### Given request
Gather every line of the entries that includes the word "title".

### Data extracted from a collection
[Start]
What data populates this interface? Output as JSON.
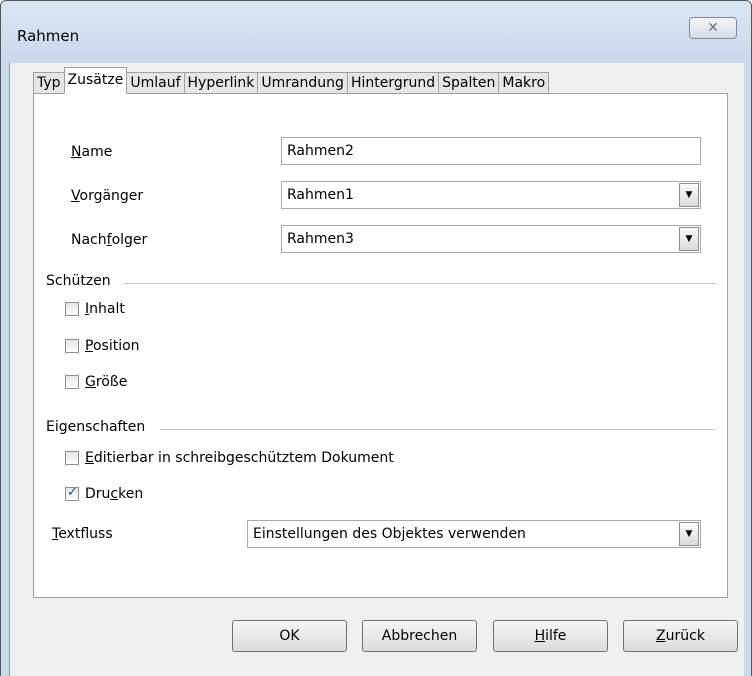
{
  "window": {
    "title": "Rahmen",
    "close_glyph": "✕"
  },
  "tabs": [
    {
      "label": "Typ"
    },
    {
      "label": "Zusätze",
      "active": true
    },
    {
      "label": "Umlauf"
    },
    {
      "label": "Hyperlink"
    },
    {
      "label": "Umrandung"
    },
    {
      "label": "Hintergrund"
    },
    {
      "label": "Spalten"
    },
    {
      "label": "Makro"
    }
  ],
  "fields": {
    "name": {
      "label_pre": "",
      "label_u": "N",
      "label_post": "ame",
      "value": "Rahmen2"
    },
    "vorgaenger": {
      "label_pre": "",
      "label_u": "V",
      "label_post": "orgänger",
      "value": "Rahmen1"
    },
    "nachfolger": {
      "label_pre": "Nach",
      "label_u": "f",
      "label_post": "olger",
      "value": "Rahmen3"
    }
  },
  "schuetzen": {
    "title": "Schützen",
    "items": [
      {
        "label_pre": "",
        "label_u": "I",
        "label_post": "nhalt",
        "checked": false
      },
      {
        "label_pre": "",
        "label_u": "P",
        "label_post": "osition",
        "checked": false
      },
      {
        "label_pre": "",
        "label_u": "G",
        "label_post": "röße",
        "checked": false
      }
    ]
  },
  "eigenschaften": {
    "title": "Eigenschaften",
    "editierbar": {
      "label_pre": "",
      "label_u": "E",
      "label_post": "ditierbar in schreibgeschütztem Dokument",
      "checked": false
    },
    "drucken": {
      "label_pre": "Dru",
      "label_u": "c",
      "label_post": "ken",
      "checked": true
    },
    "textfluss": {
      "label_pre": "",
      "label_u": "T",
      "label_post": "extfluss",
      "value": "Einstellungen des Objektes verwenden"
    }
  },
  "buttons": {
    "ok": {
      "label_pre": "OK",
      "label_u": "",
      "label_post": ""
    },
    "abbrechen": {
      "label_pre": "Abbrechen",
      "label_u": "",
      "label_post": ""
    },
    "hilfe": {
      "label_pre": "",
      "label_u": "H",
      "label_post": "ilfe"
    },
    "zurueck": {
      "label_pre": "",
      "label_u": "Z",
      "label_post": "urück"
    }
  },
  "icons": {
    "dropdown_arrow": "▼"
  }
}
[End]
### Answer to this task
    "title": "Rahmen",
    "title": "Schützen",
    "title": "Eigenschaften",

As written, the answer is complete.